**Text shown**
....

The development of agricultural productivity results in a movement away from the countryside and into cities, such that the population of the latter increases. Suppose that any one city was once supported by 12 tithings. If one farmer can support one non-farmer, there might be 12 tithing-equivalents (120 families) in the city. If one farmer can support four non-farmers, however, there might be up to 480 families in the city. The greater the productivity of agriculture, the more it has become a big industry rather than one of the peasantry.

Using the traditional D&D currency actually makes the most sense with a calendar of 10 months because that makes it easier to talk about monthly and annual revenue or expenses


Dungeons & Dragons (1974) prescribes a semi-decimal coinage system with three main denominations, gold/silver/copper, in the ratio of 1:10:50. One gold piece is worth ten silver pieces, and one silver piece is worth five copper pieces

This scale alone is not enough to understand the value of any one coin denomination. We must understand how much purchasing power one piece of any type laid claim to. We know a decent amount about feudal economies that used the pound system of currency. One pound was considered the value produced by a homestead of 120 acres. One tenth of this output was tithed by the church, and a tenth by the state. One pound is obviously a great value, such that even one penny (1 d = 1/240 L) might be too great a value to exchange common everyday products. It’s for this reason that some goods were priced in fourths of a penny, or farthings.

Meanwhile, the coin denominations of D&D are totally made-up, so we can only extrapolate how they might be used. The prices given for different goods and services in OD&D are very inconsistent, seeing that the minimum wage of a worker is 1 gp/month but each citizen of a barony pays 10 gp/year in taxes. It is fair, then, to reconstruct a more consistent set of values for different things just to make the coinage system as a whole more consistent and intuitive. For example, we can assume that taxes are 1 gp/year (10 sp), and keep the minimum wage at 1 gp/month.

Given that there is little material for how to use the pound system of coinage for D&D, and the prices of things using the original coinage system are so inconsistent, we can kill two birds with one stone by modeling an economic system for both coinages. This entails modeling the society presumed by D&D, and the system of timekeeping which that fictional society presumes.

Gygaxian Society

D&D ostensibly takes place in a medieval fantasy world, even though it seems more capitalist with respect to how the economy is geared towards the accumulation of commodities and the expansion of value. We can have the best of both worlds by modeling a feudal economy while it blossoms into a capitalist one, as productivity improves and people move from the countryside to the cities. Throughout this section, I will use the pound coinage system because it is convenient when talking about a society whose years are twelve months each, and also because it was the coinage system of the medieval societies that D&D tries to emulate aesthetically.

As mentioned prior, the state measured the productivity of peasant homesteads to levy taxes. One atomic homestead could produce 1 L in value per year, and so taxing them one tenth of their income would result in a tax revenue of 2 s per homestead each year. Homesteads were grouped into tithings of ten, such that one tithing generated 1 L in taxes per year. Supposing that the game-world is modeled as a hex map where each hex is six miles across, we can presume that a hex might have 1-6 tithings (10-60 homesteads). Each hex would then generate 1-6 L in tax revenue per year.

....

**Instruction a**
Write out the rows from the line with "UI element localization: list" up to and including the line with "card-label: Google Business" as a numbered list, with blank lines left out.

**Listed records**
....

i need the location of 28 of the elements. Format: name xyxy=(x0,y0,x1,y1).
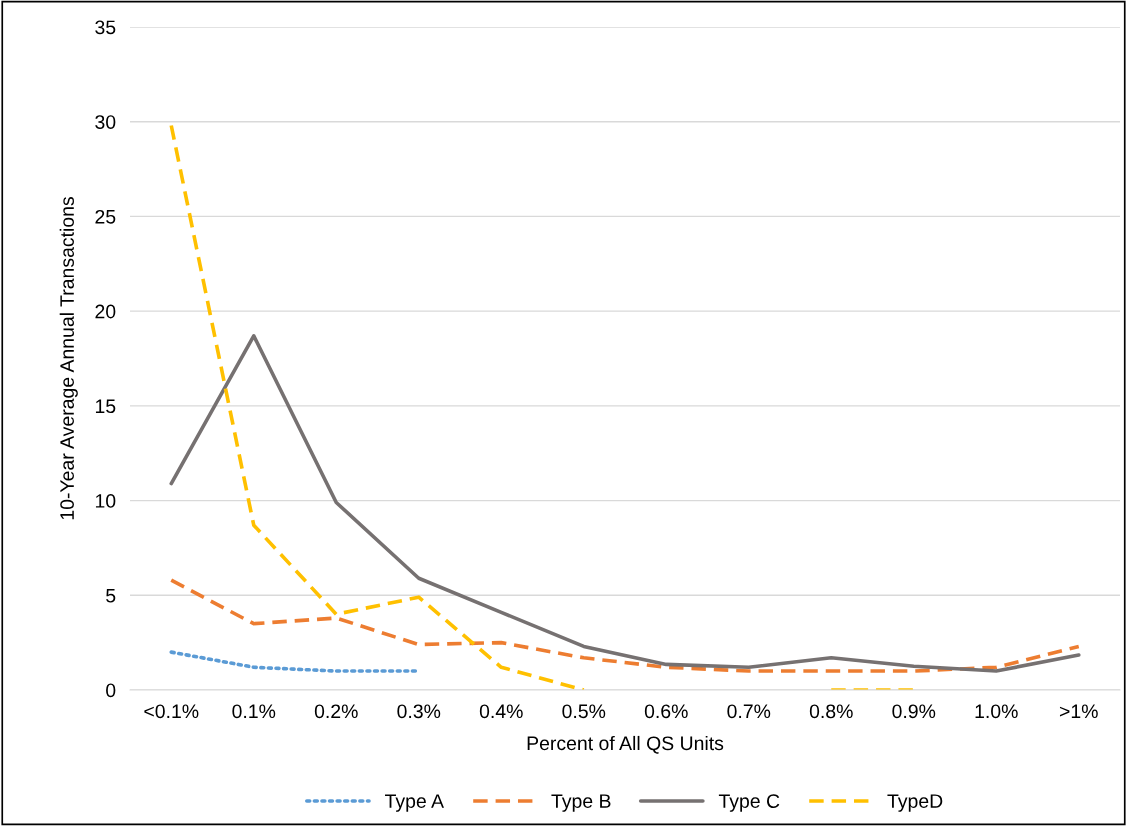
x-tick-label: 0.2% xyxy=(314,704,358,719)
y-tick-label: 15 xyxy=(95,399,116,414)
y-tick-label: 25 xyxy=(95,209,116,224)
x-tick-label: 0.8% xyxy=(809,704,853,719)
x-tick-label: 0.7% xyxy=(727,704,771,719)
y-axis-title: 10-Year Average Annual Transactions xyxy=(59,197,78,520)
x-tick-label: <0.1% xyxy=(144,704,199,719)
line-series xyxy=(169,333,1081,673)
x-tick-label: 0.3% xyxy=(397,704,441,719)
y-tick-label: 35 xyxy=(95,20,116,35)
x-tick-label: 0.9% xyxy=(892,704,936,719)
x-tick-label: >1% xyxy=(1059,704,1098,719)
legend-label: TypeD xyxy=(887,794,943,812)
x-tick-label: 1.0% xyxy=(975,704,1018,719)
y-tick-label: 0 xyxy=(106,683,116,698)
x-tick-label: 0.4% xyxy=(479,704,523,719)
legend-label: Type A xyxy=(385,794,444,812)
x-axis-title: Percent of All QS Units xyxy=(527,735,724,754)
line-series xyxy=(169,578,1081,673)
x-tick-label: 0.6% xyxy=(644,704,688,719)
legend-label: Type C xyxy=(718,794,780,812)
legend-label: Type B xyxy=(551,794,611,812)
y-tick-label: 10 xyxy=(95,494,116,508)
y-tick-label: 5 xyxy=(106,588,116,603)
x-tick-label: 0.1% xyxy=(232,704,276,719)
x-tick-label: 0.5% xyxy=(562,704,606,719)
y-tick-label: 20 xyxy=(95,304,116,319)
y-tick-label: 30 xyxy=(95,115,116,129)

....

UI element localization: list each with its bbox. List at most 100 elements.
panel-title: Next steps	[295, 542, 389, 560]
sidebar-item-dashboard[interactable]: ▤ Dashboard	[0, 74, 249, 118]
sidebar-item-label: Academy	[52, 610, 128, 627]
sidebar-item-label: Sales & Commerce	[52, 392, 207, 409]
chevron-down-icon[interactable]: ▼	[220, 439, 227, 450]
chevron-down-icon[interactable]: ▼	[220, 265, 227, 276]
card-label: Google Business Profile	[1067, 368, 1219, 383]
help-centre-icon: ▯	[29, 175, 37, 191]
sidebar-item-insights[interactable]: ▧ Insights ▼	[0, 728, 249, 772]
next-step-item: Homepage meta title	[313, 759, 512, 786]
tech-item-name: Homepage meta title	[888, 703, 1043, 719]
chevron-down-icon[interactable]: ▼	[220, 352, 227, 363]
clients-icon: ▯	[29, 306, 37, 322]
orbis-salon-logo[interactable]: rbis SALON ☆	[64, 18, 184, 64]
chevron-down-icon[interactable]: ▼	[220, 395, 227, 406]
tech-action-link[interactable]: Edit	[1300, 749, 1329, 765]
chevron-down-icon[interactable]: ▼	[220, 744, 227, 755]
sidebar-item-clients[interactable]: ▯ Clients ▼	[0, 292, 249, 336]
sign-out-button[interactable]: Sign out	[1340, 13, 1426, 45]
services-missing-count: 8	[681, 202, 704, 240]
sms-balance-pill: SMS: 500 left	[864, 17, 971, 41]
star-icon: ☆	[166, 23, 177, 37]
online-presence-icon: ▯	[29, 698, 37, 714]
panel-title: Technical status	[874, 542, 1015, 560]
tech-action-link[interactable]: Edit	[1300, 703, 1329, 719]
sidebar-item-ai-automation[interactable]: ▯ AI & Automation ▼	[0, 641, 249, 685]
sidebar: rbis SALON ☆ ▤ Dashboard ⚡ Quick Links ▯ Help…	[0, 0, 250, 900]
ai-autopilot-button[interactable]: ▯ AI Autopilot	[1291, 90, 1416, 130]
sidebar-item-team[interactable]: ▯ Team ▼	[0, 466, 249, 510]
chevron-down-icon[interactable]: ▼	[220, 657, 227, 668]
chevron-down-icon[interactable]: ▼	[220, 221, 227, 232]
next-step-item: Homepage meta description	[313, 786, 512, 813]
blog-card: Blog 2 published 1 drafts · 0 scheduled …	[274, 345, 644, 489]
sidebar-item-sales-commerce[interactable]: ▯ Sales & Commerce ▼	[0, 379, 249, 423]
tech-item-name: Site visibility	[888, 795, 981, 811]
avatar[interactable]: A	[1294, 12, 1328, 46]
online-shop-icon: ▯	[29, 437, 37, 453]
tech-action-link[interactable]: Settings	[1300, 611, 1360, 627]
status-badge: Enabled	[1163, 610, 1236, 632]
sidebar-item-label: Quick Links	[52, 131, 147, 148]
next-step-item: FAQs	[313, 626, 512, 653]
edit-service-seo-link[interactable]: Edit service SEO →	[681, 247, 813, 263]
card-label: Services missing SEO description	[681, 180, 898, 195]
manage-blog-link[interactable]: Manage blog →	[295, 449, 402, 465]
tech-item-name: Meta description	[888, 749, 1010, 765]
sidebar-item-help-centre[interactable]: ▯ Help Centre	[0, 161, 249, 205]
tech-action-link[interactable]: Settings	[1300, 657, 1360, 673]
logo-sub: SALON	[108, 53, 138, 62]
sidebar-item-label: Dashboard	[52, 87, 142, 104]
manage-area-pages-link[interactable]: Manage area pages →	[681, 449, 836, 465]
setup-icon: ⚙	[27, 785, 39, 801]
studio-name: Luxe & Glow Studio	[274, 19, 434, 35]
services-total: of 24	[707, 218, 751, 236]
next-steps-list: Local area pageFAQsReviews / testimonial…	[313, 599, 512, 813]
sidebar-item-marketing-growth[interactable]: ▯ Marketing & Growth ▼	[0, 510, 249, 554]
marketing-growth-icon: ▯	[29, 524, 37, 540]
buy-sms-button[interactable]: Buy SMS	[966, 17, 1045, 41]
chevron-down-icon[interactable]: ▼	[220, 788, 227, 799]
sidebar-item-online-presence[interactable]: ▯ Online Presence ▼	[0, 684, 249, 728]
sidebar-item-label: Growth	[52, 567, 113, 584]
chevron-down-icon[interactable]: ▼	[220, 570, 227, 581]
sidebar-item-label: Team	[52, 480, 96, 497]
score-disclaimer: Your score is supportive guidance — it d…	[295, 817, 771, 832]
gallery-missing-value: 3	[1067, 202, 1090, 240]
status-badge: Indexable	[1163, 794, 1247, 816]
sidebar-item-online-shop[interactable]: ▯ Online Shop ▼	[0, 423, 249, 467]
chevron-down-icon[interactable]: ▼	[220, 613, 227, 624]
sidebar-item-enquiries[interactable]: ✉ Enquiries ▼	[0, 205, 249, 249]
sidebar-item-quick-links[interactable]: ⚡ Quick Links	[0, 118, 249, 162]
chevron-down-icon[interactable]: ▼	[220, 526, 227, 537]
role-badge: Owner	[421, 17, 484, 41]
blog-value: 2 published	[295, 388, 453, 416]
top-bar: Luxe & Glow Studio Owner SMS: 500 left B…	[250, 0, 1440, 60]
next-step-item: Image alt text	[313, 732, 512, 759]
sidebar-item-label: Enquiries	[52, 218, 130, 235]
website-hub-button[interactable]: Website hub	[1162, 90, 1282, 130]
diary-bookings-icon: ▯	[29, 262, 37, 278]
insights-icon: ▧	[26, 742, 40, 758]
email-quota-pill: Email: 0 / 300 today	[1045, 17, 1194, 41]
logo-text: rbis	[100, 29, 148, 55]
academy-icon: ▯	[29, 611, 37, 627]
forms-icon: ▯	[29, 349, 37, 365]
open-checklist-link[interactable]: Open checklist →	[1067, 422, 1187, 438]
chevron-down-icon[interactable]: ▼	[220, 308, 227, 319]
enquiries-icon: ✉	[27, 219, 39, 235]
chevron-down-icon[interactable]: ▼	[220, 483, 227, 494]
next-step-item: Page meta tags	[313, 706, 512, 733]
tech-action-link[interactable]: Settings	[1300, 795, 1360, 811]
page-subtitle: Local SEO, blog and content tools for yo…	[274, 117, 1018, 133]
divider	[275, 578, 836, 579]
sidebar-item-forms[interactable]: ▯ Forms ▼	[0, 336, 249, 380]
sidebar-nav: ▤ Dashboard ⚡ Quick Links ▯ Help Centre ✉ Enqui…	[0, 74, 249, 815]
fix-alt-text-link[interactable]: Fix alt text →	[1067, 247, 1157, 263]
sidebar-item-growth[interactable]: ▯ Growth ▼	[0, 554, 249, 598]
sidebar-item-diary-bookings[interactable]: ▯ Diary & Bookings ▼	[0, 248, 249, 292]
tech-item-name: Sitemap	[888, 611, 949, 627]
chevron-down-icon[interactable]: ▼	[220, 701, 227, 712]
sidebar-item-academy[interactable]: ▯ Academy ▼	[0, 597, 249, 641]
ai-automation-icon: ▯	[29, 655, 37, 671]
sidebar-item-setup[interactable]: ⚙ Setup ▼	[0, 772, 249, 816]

....

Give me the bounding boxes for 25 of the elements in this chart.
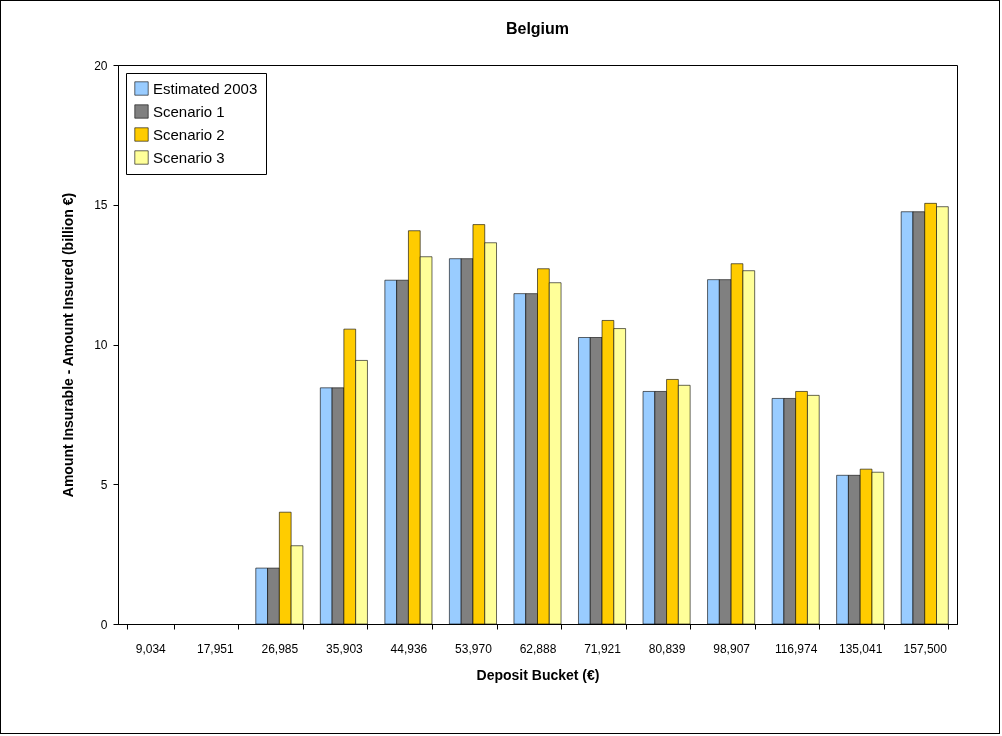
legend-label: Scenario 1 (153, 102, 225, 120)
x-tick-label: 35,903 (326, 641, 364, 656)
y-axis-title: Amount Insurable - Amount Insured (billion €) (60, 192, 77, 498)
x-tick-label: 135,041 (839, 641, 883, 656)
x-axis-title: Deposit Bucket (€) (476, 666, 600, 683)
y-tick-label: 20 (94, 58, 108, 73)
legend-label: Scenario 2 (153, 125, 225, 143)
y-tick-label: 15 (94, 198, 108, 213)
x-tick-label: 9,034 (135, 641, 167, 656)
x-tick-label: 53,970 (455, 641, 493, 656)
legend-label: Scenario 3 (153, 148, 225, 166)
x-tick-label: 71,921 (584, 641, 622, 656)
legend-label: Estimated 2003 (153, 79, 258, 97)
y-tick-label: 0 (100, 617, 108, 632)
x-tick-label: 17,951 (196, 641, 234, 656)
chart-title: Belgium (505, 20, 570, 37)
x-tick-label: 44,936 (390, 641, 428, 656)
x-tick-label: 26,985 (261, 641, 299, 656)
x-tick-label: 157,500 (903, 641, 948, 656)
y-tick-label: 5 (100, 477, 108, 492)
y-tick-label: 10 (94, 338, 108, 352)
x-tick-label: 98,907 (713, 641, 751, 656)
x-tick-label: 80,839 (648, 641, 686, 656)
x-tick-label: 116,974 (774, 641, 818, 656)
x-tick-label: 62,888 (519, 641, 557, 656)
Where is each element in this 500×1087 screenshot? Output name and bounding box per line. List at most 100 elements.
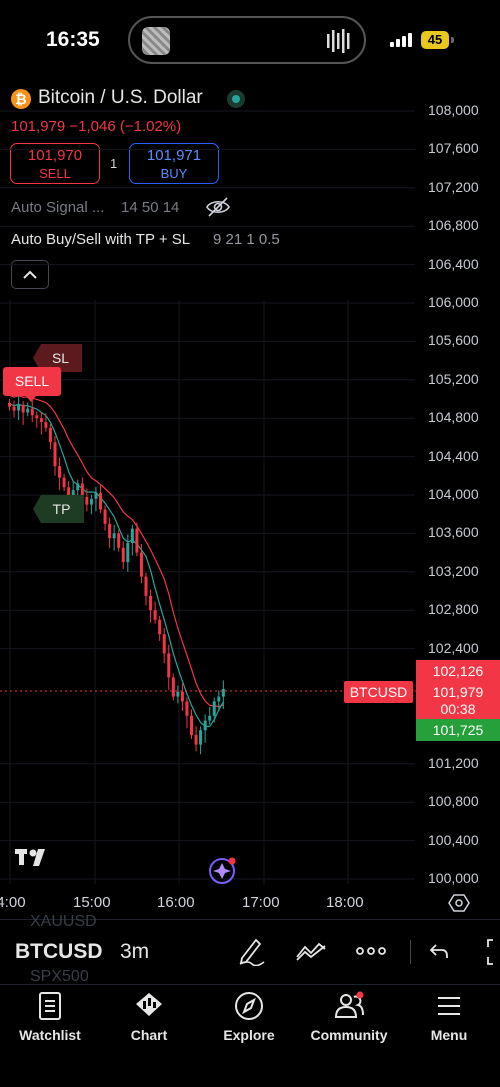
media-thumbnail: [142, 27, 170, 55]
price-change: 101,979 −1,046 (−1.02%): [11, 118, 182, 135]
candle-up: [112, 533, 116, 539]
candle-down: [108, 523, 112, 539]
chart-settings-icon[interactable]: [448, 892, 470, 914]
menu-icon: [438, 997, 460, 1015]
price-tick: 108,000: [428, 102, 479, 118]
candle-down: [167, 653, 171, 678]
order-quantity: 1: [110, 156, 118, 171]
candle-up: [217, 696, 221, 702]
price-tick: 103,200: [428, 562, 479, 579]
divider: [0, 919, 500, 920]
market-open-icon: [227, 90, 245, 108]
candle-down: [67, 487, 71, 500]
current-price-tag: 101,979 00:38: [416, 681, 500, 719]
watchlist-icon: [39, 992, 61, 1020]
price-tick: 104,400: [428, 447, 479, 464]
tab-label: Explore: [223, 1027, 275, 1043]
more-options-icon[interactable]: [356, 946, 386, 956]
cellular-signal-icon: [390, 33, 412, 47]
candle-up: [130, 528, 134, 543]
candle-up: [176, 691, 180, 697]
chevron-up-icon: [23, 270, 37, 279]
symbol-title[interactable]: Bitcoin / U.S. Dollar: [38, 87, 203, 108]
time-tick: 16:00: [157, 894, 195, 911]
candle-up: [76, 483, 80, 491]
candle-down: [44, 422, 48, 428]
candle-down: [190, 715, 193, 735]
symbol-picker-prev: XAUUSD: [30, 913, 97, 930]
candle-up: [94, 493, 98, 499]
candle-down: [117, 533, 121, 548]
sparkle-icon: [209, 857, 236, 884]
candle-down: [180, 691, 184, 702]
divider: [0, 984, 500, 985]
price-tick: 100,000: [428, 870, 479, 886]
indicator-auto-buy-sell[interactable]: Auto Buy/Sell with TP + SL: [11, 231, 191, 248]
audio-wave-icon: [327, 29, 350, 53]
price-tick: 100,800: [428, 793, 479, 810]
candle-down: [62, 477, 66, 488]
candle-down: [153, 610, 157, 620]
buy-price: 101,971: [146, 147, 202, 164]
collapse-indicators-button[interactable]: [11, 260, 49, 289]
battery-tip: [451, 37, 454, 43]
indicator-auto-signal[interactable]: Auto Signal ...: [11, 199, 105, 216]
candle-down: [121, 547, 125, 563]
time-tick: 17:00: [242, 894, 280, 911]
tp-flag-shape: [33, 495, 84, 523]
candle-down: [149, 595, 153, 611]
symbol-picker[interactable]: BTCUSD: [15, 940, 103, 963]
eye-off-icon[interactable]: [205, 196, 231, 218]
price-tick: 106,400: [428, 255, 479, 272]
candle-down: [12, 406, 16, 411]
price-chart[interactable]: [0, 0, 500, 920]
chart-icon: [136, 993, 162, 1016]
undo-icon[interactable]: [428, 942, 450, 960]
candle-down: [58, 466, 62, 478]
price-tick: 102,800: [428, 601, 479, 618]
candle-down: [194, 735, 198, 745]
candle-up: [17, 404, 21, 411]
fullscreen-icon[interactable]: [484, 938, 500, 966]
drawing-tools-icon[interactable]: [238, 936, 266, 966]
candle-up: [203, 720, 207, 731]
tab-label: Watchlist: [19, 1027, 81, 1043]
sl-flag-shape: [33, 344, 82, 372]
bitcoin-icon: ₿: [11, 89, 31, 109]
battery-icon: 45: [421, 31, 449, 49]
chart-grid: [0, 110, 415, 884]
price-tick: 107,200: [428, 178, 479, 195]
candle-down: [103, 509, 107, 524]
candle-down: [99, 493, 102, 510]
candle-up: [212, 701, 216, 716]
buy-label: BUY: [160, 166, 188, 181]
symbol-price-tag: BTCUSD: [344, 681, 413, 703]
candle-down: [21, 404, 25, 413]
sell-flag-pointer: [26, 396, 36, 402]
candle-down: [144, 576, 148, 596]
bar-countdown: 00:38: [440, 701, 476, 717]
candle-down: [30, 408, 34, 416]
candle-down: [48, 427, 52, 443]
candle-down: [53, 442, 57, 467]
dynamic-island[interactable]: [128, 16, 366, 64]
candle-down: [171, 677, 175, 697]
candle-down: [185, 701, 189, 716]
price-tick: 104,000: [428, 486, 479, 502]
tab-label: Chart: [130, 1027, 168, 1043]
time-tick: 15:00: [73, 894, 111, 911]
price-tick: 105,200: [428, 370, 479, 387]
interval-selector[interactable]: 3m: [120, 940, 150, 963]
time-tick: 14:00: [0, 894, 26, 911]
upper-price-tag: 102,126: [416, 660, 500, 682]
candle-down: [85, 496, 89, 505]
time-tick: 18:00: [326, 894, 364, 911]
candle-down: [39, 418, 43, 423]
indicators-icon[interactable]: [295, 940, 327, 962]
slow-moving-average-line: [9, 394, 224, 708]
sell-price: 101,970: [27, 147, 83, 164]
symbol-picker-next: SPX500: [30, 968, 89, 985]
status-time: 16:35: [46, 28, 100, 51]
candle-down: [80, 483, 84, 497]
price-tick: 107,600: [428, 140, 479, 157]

....

**Instruction b**
Name every coin denomination in the Dungeons & Dragons coinage system described in the text on game currency.

**Full solution a**
1. UI element localization: list each with its bbox. List at most 100 elements.
2. panel-title: Next steps	[295, 542, 389, 560]
3. sidebar-item-dashboard[interactable]: ▤ Dashboard	[0, 74, 249, 118]
4. sidebar-item-label: Academy	[52, 610, 128, 627]
5. sidebar-item-label: Sales & Commerce	[52, 392, 207, 409]
6. chevron-down-icon[interactable]: ▼	[220, 439, 227, 450]
7. chevron-down-icon[interactable]: ▼	[220, 265, 227, 276]
8. card-label: Google Business Profile	[1067, 368, 1219, 383]

**Full solution b**
gold pieces, silver pieces, copper pieces